Look through the material below, count the lines containing the word "contributors", and state only the count.

(Records excerpted from a collection)
========================

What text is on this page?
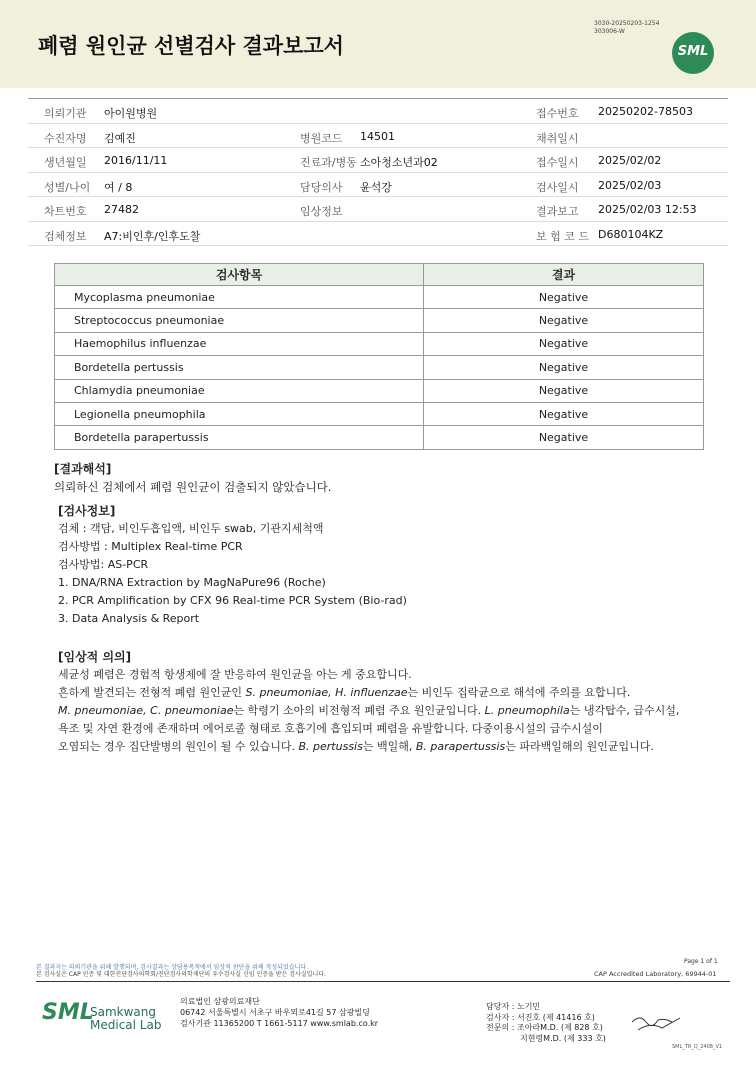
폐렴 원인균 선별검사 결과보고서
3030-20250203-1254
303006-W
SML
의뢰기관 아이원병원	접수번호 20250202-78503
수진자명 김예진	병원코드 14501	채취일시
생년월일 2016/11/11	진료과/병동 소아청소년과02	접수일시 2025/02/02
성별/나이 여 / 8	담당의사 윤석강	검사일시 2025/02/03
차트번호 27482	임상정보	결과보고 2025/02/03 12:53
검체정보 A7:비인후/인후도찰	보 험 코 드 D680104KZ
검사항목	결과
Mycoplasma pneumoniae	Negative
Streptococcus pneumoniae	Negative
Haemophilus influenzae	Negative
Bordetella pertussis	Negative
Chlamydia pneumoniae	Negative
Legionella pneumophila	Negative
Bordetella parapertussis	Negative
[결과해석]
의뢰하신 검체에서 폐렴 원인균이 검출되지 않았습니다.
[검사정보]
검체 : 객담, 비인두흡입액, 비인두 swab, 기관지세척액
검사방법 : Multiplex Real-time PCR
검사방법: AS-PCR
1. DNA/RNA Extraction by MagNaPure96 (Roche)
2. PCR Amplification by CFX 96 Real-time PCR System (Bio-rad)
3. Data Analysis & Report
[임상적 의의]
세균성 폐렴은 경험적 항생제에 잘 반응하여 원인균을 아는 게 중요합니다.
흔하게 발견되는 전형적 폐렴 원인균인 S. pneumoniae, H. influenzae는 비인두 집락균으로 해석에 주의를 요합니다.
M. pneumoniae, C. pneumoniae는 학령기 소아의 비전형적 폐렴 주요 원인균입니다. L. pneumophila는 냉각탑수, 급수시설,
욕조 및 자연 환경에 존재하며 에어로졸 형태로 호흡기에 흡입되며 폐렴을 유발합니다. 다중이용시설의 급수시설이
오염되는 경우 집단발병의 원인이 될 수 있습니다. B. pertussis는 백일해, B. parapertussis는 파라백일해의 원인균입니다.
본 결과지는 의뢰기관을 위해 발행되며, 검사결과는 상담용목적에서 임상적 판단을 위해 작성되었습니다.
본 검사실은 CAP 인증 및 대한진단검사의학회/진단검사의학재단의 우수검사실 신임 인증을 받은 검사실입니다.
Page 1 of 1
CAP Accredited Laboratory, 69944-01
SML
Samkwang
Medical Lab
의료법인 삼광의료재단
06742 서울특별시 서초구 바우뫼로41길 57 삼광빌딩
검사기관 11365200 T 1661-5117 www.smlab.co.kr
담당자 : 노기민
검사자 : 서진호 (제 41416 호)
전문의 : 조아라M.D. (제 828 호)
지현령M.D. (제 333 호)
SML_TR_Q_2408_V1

========================

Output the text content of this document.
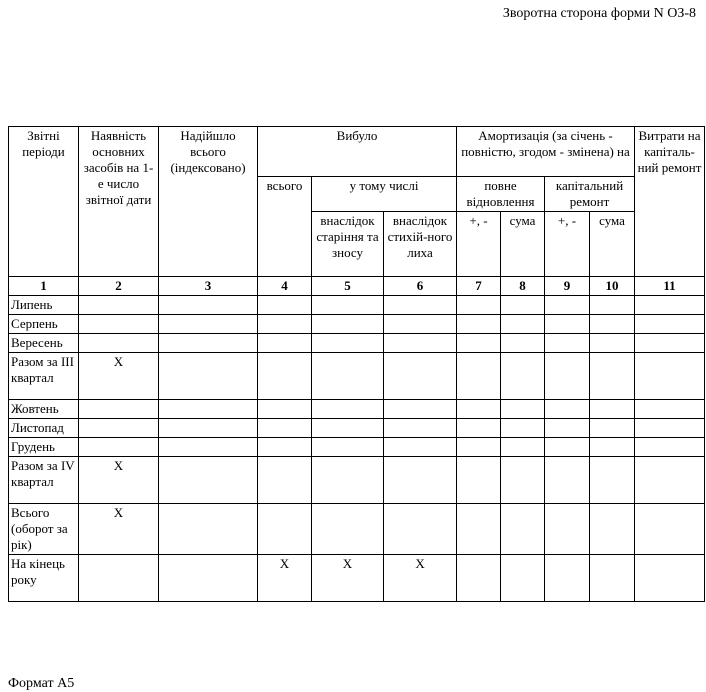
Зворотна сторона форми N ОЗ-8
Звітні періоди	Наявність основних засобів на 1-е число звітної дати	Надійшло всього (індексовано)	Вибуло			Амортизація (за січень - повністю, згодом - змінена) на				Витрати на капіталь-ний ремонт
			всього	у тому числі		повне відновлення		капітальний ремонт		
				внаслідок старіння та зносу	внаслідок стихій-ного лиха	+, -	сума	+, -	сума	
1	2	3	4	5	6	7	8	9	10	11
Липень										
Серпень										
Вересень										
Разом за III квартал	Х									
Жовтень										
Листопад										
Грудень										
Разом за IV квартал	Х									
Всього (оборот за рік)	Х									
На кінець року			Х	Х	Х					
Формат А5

========================

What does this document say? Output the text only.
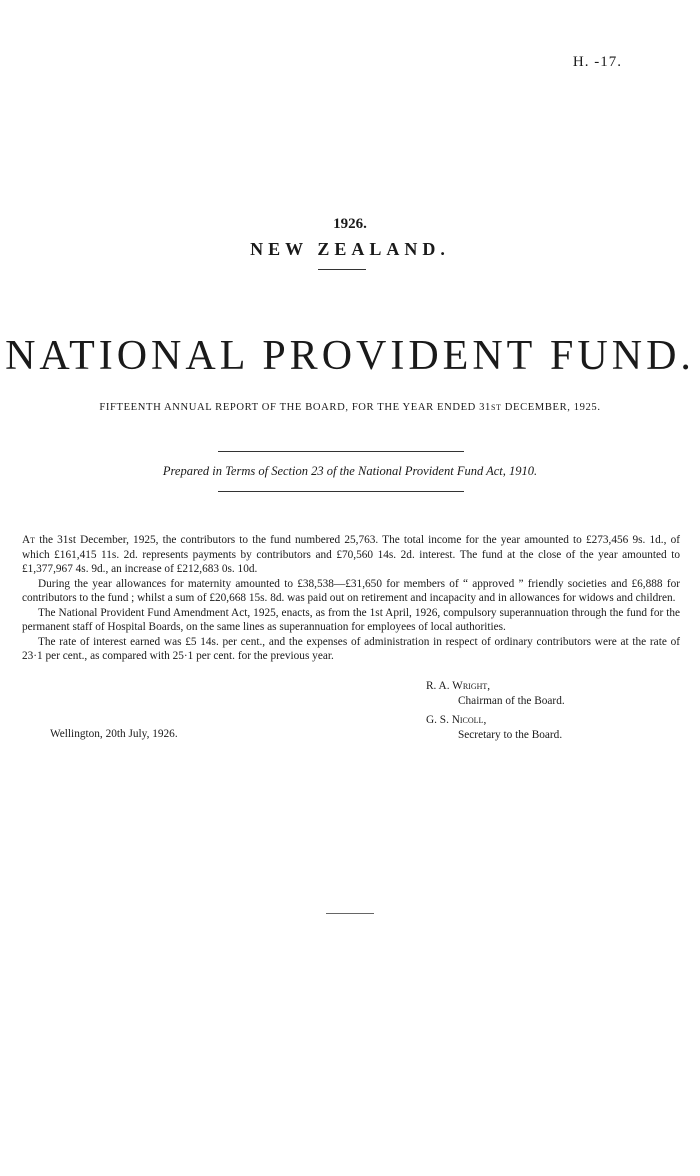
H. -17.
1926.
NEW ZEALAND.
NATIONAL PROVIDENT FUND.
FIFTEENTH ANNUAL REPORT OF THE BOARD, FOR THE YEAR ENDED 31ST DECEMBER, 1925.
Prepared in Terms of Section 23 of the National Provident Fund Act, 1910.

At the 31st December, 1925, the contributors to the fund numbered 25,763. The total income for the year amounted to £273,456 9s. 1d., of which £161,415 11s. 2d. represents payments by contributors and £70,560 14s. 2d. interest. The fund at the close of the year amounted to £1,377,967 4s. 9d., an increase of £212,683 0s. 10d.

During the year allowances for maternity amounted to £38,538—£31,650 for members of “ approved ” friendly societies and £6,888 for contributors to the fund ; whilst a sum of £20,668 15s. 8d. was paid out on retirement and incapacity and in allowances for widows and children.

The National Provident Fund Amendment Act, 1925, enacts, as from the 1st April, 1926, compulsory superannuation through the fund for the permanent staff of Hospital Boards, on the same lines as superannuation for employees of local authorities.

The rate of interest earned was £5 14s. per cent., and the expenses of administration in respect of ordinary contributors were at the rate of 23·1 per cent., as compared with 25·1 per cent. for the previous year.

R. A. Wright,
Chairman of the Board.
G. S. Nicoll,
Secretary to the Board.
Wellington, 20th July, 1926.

========================

● The completed task
3